Requirements | Rewrite every line of each item below as a Markdown table with two columns, Row for a running number and Line for the line itself. Skip blank lines and omit the pictures.

Dataset rows |
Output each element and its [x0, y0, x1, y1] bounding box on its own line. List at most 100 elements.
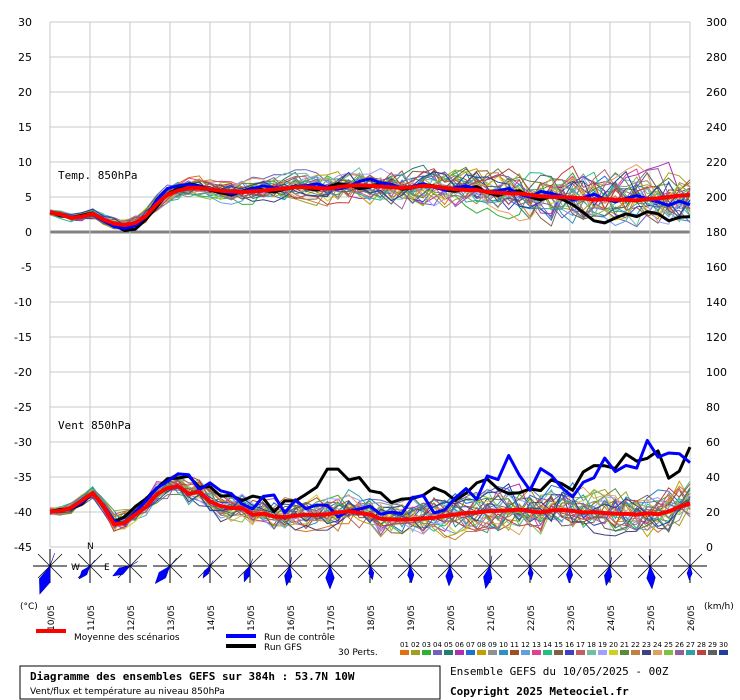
temp-perturbation-line	[49, 165, 691, 225]
perturbation-number: 07	[466, 641, 475, 649]
perturbation-number: 30	[719, 641, 728, 649]
perturbation-number: 29	[708, 641, 717, 649]
wind-rose-petal	[368, 559, 375, 581]
y-right-tick-label: 60	[706, 436, 720, 449]
legend-gfs-label: Run GFS	[264, 643, 302, 653]
date-tick-label: 15/05	[247, 605, 257, 631]
perturbation-number: 12	[521, 641, 530, 649]
date-tick-label: 22/05	[527, 605, 537, 631]
wind-rose-petal	[407, 558, 415, 584]
chart-title: Diagramme des ensembles GEFS sur 384h : …	[30, 670, 355, 683]
perturbation-number: 25	[664, 641, 673, 649]
wind-rose-petal	[445, 556, 454, 587]
date-tick-label: 13/05	[167, 605, 177, 631]
perturbation-swatch	[719, 650, 728, 655]
wind-rose-petal	[154, 557, 177, 585]
legend: Moyenne des scénarios Run de contrôle Ru…	[36, 629, 728, 658]
y-left-tick-label: 15	[18, 121, 32, 134]
perturbation-swatch	[477, 650, 486, 655]
date-tick-label: 21/05	[487, 605, 497, 631]
perturbation-swatch	[521, 650, 530, 655]
main-run-lines	[49, 177, 692, 527]
y-right-tick-label: 40	[706, 471, 720, 484]
wind-rose-west-label: W	[71, 563, 80, 573]
wind-rose-north-label: N	[87, 542, 94, 552]
perturbation-swatch	[422, 650, 431, 655]
perturbation-swatch	[488, 650, 497, 655]
perturbation-number: 24	[653, 641, 662, 649]
perturbation-number: 16	[565, 641, 574, 649]
y-left-tick-label: -15	[14, 331, 32, 344]
legend-mean-label: Moyenne des scénarios	[74, 632, 180, 643]
perturbation-number: 28	[697, 641, 706, 649]
perturbation-number: 04	[433, 641, 442, 649]
perturbation-swatch	[609, 650, 618, 655]
y-left-tick-label: -30	[14, 436, 32, 449]
title-box	[19, 665, 441, 700]
y-right-tick-label: 0	[706, 541, 713, 554]
y-left-tick-label: -20	[14, 366, 32, 379]
wind-rose-petal	[78, 559, 96, 580]
wind-control-run-line	[49, 438, 691, 526]
date-tick-label: 18/05	[367, 605, 377, 631]
y-right-tick-label: 300	[706, 16, 727, 29]
wind-rose-east-label: E	[104, 563, 110, 573]
perturbation-number: 11	[510, 641, 519, 649]
wind-rose-petal	[202, 560, 214, 579]
perturbation-count-label: 30 Perts.	[338, 648, 378, 658]
perturbation-number: 08	[477, 641, 486, 649]
perturbation-swatch	[686, 650, 695, 655]
perturbation-swatch	[631, 650, 640, 655]
y-right-tick-label: 280	[706, 51, 727, 64]
wind-panel-label: Vent 850hPa	[58, 419, 131, 432]
perturbation-swatch	[675, 650, 684, 655]
perturbation-number: 26	[675, 641, 684, 649]
y-right-tick-label: 140	[706, 296, 727, 309]
wind-mean-line	[49, 484, 691, 527]
run-info: Ensemble GEFS du 10/05/2025 - 00Z	[450, 665, 669, 678]
perturbation-number: 09	[488, 641, 497, 649]
y-left-tick-label: 10	[18, 156, 32, 169]
date-tick-label: 26/05	[687, 605, 697, 631]
date-tick-label: 25/05	[647, 605, 657, 631]
date-tick-label: 12/05	[127, 605, 137, 631]
chart-subtitle: Vent/flux et température au niveau 850hP…	[30, 686, 225, 697]
temp-panel-label: Temp. 850hPa	[58, 169, 137, 182]
perturbation-swatch	[653, 650, 662, 655]
perturbation-number: 20	[609, 641, 618, 649]
y-left-tick-label: -10	[14, 296, 32, 309]
y-right-tick-label: 100	[706, 366, 727, 379]
y-left-tick-label: 25	[18, 51, 32, 64]
wind-rose-petal	[527, 559, 534, 581]
wind-rose-petal	[243, 558, 253, 583]
y-right-tick-label: 20	[706, 506, 720, 519]
y-left-tick-label: -25	[14, 401, 32, 414]
perturbation-swatch	[620, 650, 629, 655]
wind-rose-petal	[604, 557, 612, 587]
wind-rose-petal	[566, 558, 574, 584]
date-tick-label: 14/05	[207, 605, 217, 631]
perturbation-number: 21	[620, 641, 629, 649]
perturbation-swatch	[411, 650, 420, 655]
perturbation-swatch	[433, 650, 442, 655]
date-tick-label: 23/05	[567, 605, 577, 631]
chart-axes: 30 25 20 15 10 5 0 -5 -10 -15 -20 -25 -30 -35 -40 -45 30…	[14, 16, 727, 554]
perturbation-swatch	[455, 650, 464, 655]
wind-rose-petal	[284, 557, 293, 587]
perturbation-number: 27	[686, 641, 695, 649]
perturbation-swatch	[554, 650, 563, 655]
perturbation-number: 23	[642, 641, 651, 649]
y-right-tick-label: 80	[706, 401, 720, 414]
perturbation-number: 14	[543, 641, 552, 649]
y-left-tick-label: -35	[14, 471, 32, 484]
perturbation-swatch	[565, 650, 574, 655]
wind-perturbation-line	[49, 486, 691, 533]
wind-perturbation-line	[49, 474, 691, 533]
wind-rose-petal	[483, 555, 493, 590]
y-left-tick-label: -5	[21, 261, 32, 274]
y-left-tick-label: -45	[14, 541, 32, 554]
perturbation-swatch	[576, 650, 585, 655]
date-tick-label: 19/05	[407, 605, 417, 631]
perturbation-number: 15	[554, 641, 563, 649]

Finished answer |
| Row | Line |
|---|---|
| 1 | Output each element and its [x0, y0, x1, y1] bounding box on its own line. List at most 100 elements. |
| 2 | temp-perturbation-line	[49, 165, 691, 225] |
| 3 | perturbation-number: 07	[466, 641, 475, 649] |
| 4 | perturbation-number: 30	[719, 641, 728, 649] |
| 5 | perturbation-number: 29	[708, 641, 717, 649] |
| 6 | wind-rose-petal	[368, 559, 375, 581] |
| 7 | y-right-tick-label: 60	[706, 436, 720, 449] |
| 8 | legend-gfs-label: Run GFS	[264, 643, 302, 653] |
| 9 | date-tick-label: 15/05	[247, 605, 257, 631] |
| 10 | perturbation-number: 12	[521, 641, 530, 649] |
| 11 | date-tick-label: 22/05	[527, 605, 537, 631] |
| 12 | wind-rose-petal	[407, 558, 415, 584] |
| 13 | chart-title: Diagramme des ensembles GEFS sur 384h : …	[30, 670, 355, 683] |
| 14 | perturbation-number: 25	[664, 641, 673, 649] |
| 15 | wind-rose-petal	[445, 556, 454, 587] |
| 16 | date-tick-label: 13/05	[167, 605, 177, 631] |
| 17 | perturbation-swatch	[719, 650, 728, 655] |
| 18 | wind-rose-petal	[154, 557, 177, 585] |
| 19 | legend: Moyenne des scénarios Run de contrôle Ru…	[36, 629, 728, 658] |
| 20 | y-left-tick-label: 15	[18, 121, 32, 134] |
| 21 | perturbation-swatch	[477, 650, 486, 655] |
| 22 | date-tick-label: 21/05	[487, 605, 497, 631] |
| 23 | perturbation-swatch	[521, 650, 530, 655] |
| 24 | main-run-lines	[49, 177, 692, 527] |
| 25 | y-right-tick-label: 40	[706, 471, 720, 484] |
| 26 | wind-rose-west-label: W	[71, 563, 80, 573] |
| 27 | wind-rose-north-label: N	[87, 542, 94, 552] |
| 28 | perturbation-swatch	[422, 650, 431, 655] |
| 29 | perturbation-swatch	[488, 650, 497, 655] |
| 30 | perturbation-number: 24	[653, 641, 662, 649] |
| 31 | perturbation-number: 16	[565, 641, 574, 649] |
| 32 | y-left-tick-label: -15	[14, 331, 32, 344] |
| 33 | legend-mean-label: Moyenne des scénarios	[74, 632, 180, 643] |
| 34 | perturbation-number: 28	[697, 641, 706, 649] |
| 35 | perturbation-number: 04	[433, 641, 442, 649] |
| 36 | perturbation-swatch	[609, 650, 618, 655] |
| 37 | y-left-tick-label: -30	[14, 436, 32, 449] |
| 38 | title-box	[19, 665, 441, 700] |
| 39 | y-right-tick-label: 0	[706, 541, 713, 554] |
| 40 | y-left-tick-label: -20	[14, 366, 32, 379] |
| 41 | wind-rose-petal	[78, 559, 96, 580] |
| 42 | wind-control-run-line	[49, 438, 691, 526] |
| 43 | date-tick-label: 18/05	[367, 605, 377, 631] |
| 44 | y-right-tick-label: 300	[706, 16, 727, 29] |
| 45 | wind-rose-east-label: E	[104, 563, 110, 573] |
| 46 | perturbation-number: 11	[510, 641, 519, 649] |
| 47 | wind-rose-petal	[202, 560, 214, 579] |
| 48 | perturbation-count-label: 30 Perts.	[338, 648, 378, 658] |
| 49 | perturbation-number: 08	[477, 641, 486, 649] |
| 50 | perturbation-swatch	[686, 650, 695, 655] |
| 51 | perturbation-swatch	[631, 650, 640, 655] |
| 52 | y-right-tick-label: 280	[706, 51, 727, 64] |
| 53 | wind-panel-label: Vent 850hPa	[58, 419, 131, 432] |
| 54 | perturbation-swatch	[675, 650, 684, 655] |
| 55 | perturbation-number: 26	[675, 641, 684, 649] |
| 56 | y-right-tick-label: 140	[706, 296, 727, 309] |
| 57 | wind-mean-line	[49, 484, 691, 527] |
| 58 | run-info: Ensemble GEFS du 10/05/2025 - 00Z	[450, 665, 669, 678] |
| 59 | perturbation-number: 09	[488, 641, 497, 649] |
| 60 | y-left-tick-label: 10	[18, 156, 32, 169] |
| 61 | date-tick-label: 26/05	[687, 605, 697, 631] |
| 62 | date-tick-label: 25/05	[647, 605, 657, 631] |
| 63 | date-tick-label: 12/05	[127, 605, 137, 631] |
| 64 | chart-subtitle: Vent/flux et température au niveau 850hP…	[30, 686, 225, 697] |
| 65 | temp-panel-label: Temp. 850hPa	[58, 169, 137, 182] |
| 66 | perturbation-swatch	[653, 650, 662, 655] |
| 67 | perturbation-number: 20	[609, 641, 618, 649] |
| 68 | y-left-tick-label: -10	[14, 296, 32, 309] |
| 69 | y-right-tick-label: 100	[706, 366, 727, 379] |
| 70 | y-left-tick-label: 25	[18, 51, 32, 64] |
| 71 | wind-rose-petal	[527, 559, 534, 581] |
| 72 | wind-rose-petal	[243, 558, 253, 583] |
| 73 | y-right-tick-label: 20	[706, 506, 720, 519] |
| 74 | y-left-tick-label: -25	[14, 401, 32, 414] |
| 75 | perturbation-swatch	[620, 650, 629, 655] |
| 76 | wind-rose-petal	[604, 557, 612, 587] |
| 77 | wind-rose-petal	[566, 558, 574, 584] |
| 78 | date-tick-label: 14/05	[207, 605, 217, 631] |
| 79 | perturbation-number: 21	[620, 641, 629, 649] |
| 80 | perturbation-swatch	[411, 650, 420, 655] |
| 81 | perturbation-swatch	[433, 650, 442, 655] |
| 82 | date-tick-label: 23/05	[567, 605, 577, 631] |
| 83 | chart-axes: 30 25 20 15 10 5 0 -5 -10 -15 -20 -25 -30 -35 -40 -45 30…	[14, 16, 727, 554] |
| 84 | perturbation-swatch	[455, 650, 464, 655] |
| 85 | wind-rose-petal	[284, 557, 293, 587] |
| 86 | perturbation-number: 27	[686, 641, 695, 649] |
| 87 | perturbation-swatch	[554, 650, 563, 655] |
| 88 | perturbation-number: 23	[642, 641, 651, 649] |
| 89 | y-right-tick-label: 80	[706, 401, 720, 414] |
| 90 | perturbation-number: 14	[543, 641, 552, 649] |
| 91 | y-left-tick-label: -35	[14, 471, 32, 484] |
| 92 | perturbation-swatch	[565, 650, 574, 655] |
| 93 | wind-perturbation-line	[49, 486, 691, 533] |
| 94 | wind-perturbation-line	[49, 474, 691, 533] |
| 95 | wind-rose-petal	[483, 555, 493, 590] |
| 96 | y-left-tick-label: -5	[21, 261, 32, 274] |
| 97 | y-left-tick-label: -45	[14, 541, 32, 554] |
| 98 | perturbation-swatch	[576, 650, 585, 655] |
| 99 | date-tick-label: 19/05	[407, 605, 417, 631] |
| 100 | perturbation-number: 15	[554, 641, 563, 649] |